— START ENTRIES SHOWN —
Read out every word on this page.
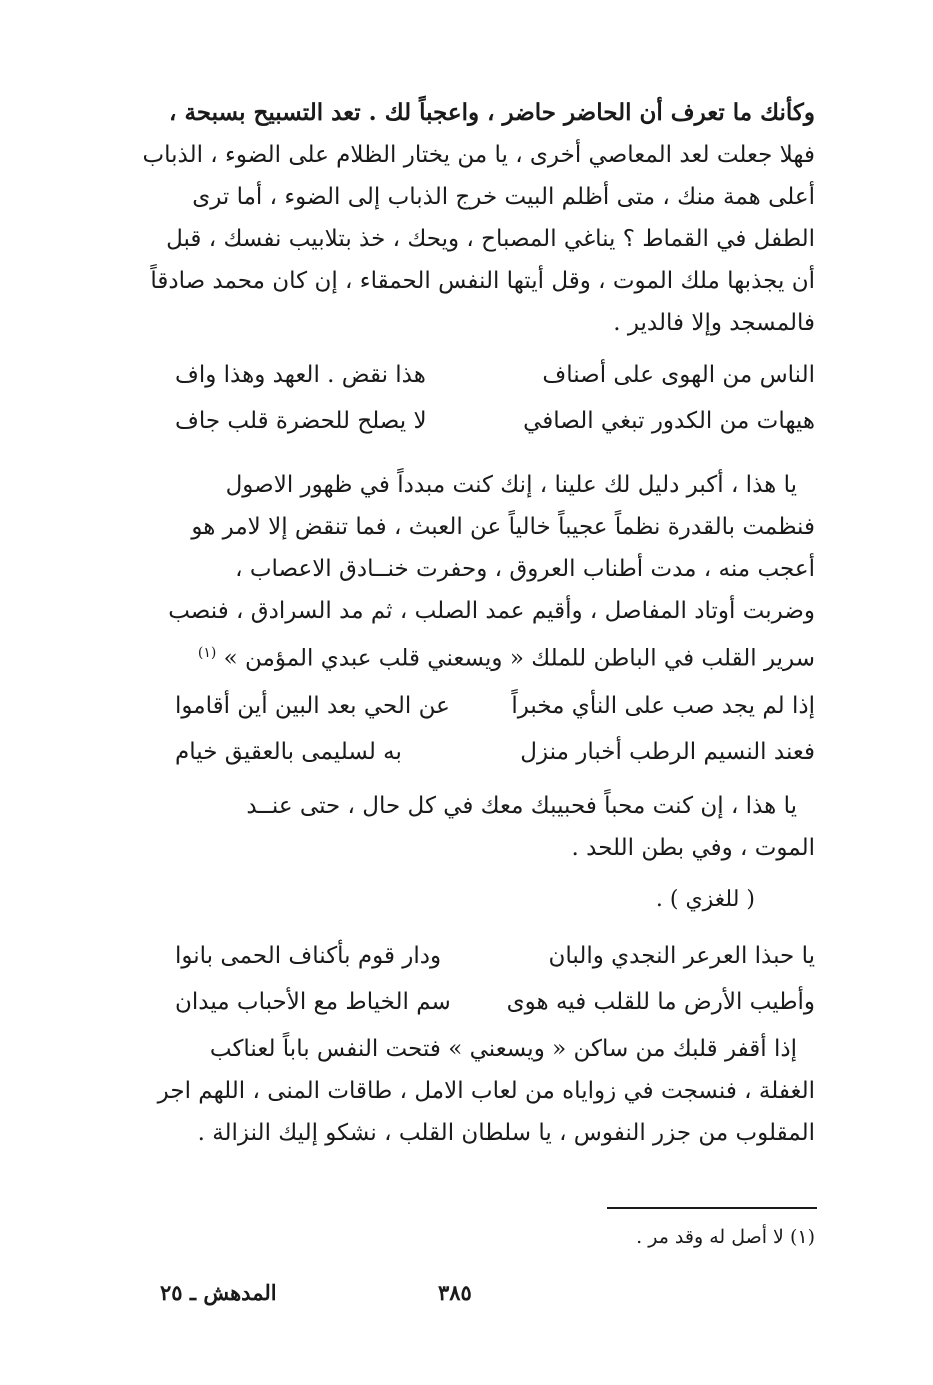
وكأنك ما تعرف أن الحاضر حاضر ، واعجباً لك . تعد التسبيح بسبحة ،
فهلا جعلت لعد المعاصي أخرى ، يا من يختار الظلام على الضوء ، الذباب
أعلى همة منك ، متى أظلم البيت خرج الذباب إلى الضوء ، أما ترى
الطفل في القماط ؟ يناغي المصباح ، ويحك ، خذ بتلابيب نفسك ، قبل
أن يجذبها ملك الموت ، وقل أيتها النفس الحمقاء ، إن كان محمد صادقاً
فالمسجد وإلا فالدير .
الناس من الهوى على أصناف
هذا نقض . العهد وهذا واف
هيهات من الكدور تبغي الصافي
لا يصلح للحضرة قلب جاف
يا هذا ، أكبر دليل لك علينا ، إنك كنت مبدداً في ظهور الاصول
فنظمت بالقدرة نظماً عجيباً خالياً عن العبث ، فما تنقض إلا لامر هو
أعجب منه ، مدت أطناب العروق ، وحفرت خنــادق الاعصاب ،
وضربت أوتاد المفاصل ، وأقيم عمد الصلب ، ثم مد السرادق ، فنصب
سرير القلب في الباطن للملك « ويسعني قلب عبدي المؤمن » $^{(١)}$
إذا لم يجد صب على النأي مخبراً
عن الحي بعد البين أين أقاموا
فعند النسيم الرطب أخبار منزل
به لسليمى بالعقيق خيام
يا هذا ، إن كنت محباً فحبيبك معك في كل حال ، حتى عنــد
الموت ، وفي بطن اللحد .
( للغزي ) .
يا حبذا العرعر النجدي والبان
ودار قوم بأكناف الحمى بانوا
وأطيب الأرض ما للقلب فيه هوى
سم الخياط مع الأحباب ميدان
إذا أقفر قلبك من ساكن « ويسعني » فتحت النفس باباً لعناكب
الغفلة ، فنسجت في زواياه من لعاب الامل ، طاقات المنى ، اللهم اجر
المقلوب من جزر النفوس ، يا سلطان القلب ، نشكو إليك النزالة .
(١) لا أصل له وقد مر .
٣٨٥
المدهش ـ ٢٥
— END ENTRIES SHOWN —
— START ENTRIES SHOWN —
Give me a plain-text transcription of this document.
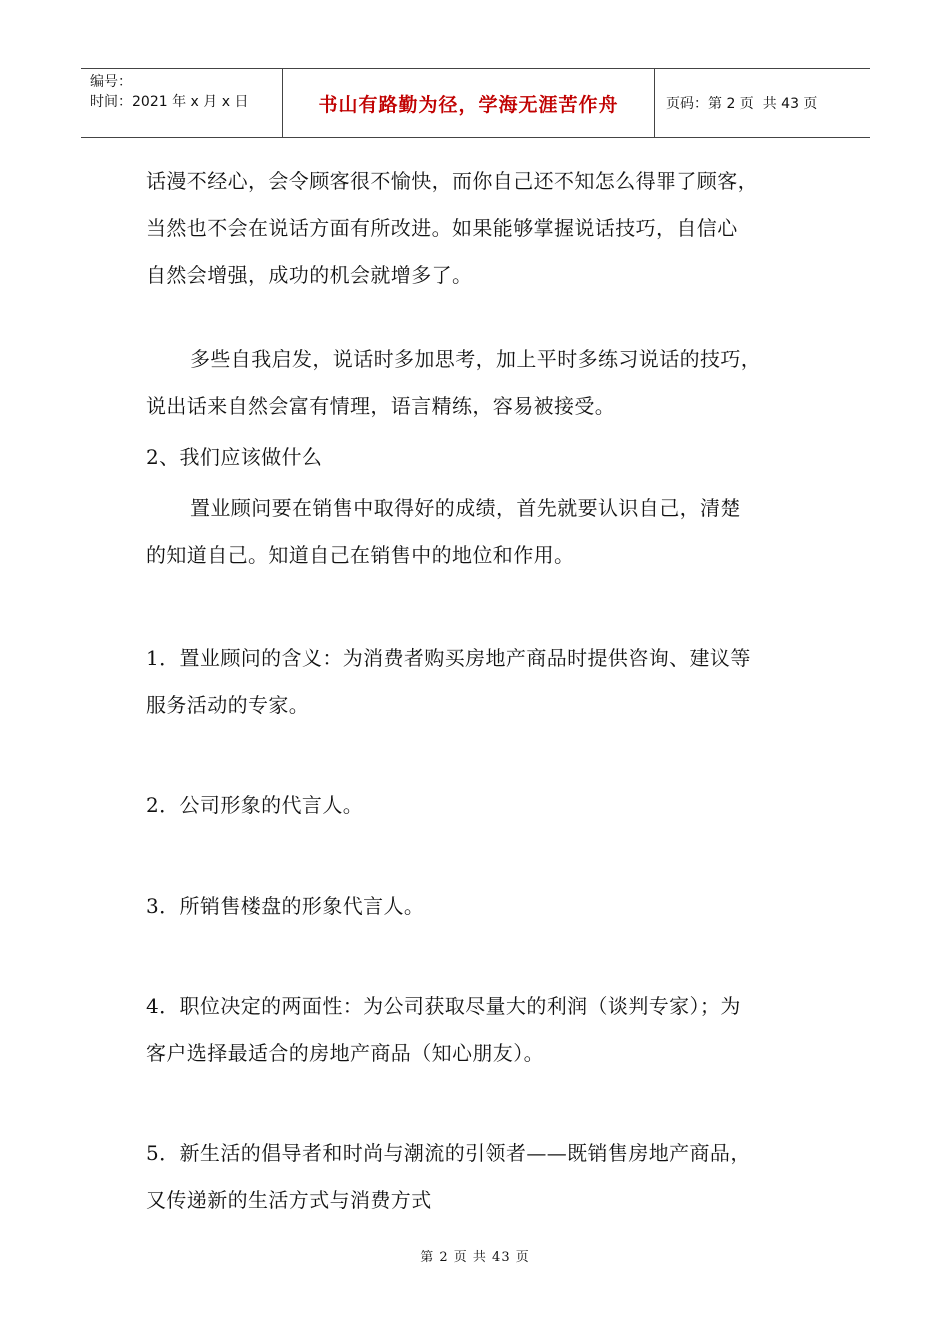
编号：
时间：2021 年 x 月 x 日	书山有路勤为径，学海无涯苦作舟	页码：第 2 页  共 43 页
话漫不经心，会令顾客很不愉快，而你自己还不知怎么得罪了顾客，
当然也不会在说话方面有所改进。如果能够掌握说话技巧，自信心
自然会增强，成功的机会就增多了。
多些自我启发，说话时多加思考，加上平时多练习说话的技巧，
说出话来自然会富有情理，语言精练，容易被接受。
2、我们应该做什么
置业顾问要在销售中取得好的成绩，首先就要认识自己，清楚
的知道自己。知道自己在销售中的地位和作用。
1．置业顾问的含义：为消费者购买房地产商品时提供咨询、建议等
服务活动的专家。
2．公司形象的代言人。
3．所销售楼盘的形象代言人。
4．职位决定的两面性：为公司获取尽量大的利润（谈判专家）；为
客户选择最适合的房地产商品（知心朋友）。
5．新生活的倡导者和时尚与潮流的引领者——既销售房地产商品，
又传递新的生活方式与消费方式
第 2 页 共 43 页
— END ENTRIES SHOWN —
— START ENTRIES SHOWN —
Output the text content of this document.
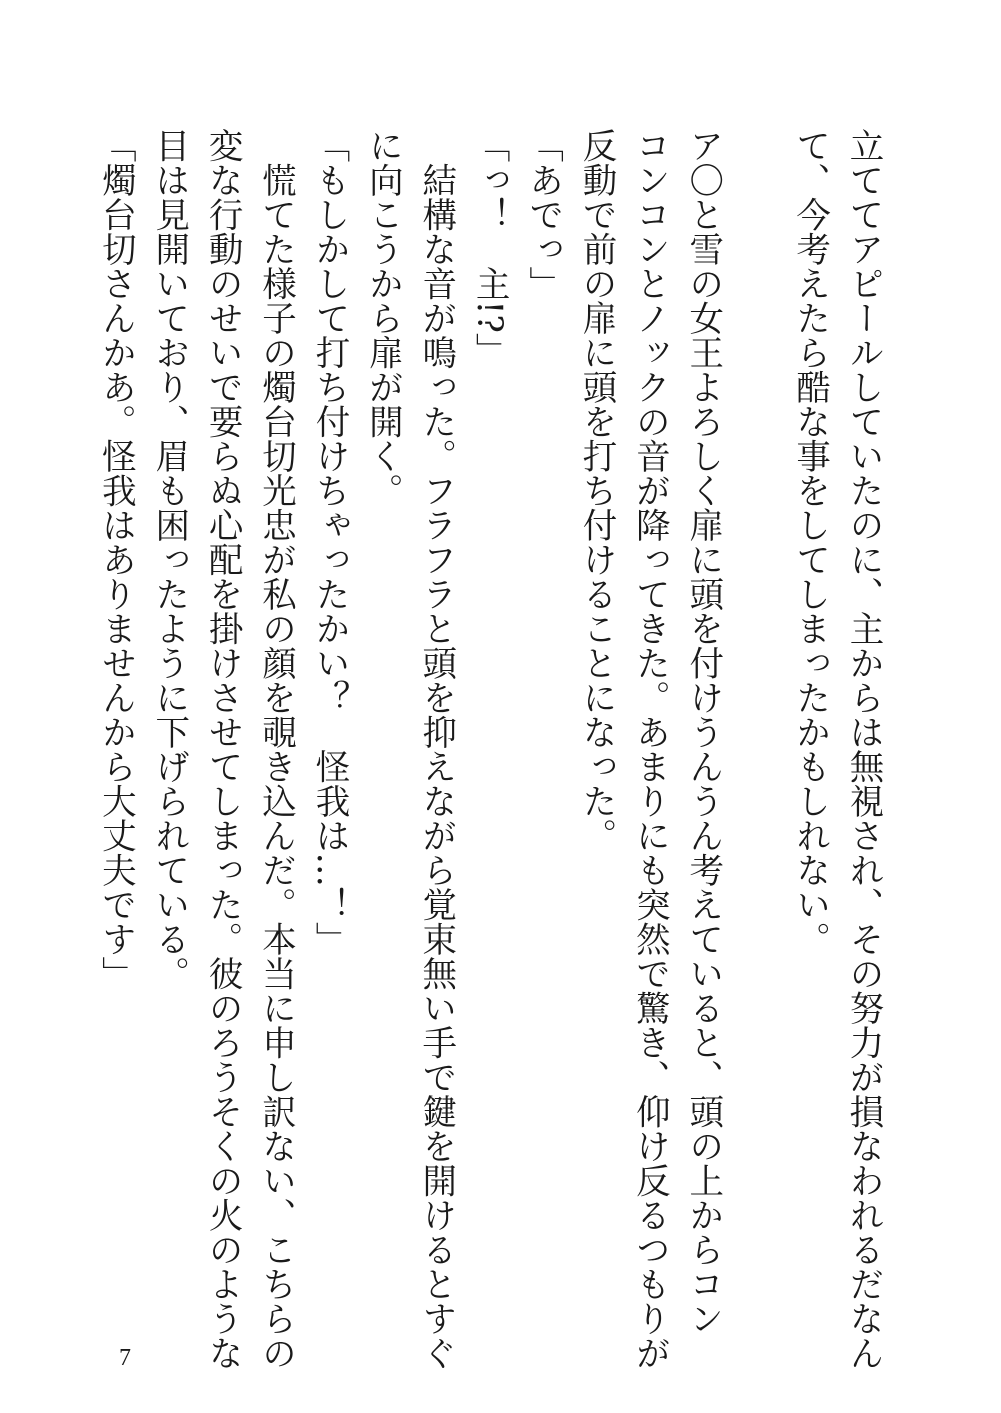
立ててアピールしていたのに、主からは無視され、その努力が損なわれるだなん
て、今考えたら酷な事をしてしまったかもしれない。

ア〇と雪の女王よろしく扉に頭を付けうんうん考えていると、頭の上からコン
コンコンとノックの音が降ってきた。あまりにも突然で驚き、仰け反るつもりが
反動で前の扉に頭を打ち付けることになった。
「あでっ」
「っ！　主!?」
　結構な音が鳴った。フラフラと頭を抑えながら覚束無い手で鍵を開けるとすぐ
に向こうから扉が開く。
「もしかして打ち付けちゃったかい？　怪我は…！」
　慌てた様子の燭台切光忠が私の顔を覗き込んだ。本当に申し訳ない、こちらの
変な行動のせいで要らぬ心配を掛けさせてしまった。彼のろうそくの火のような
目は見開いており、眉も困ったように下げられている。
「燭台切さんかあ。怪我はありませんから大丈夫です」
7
— END ENTRIES SHOWN —
§ **TASK**
Pull out the lines above in which the word "القلب" appears.

§ **SOLUTION BELOW**
سرير القلب في الباطن للملك « ويسعني قلب عبدي المؤمن » $^{(١)}$
المقلوب من جزر النفوس ، يا سلطان القلب ، نشكو إليك النزالة .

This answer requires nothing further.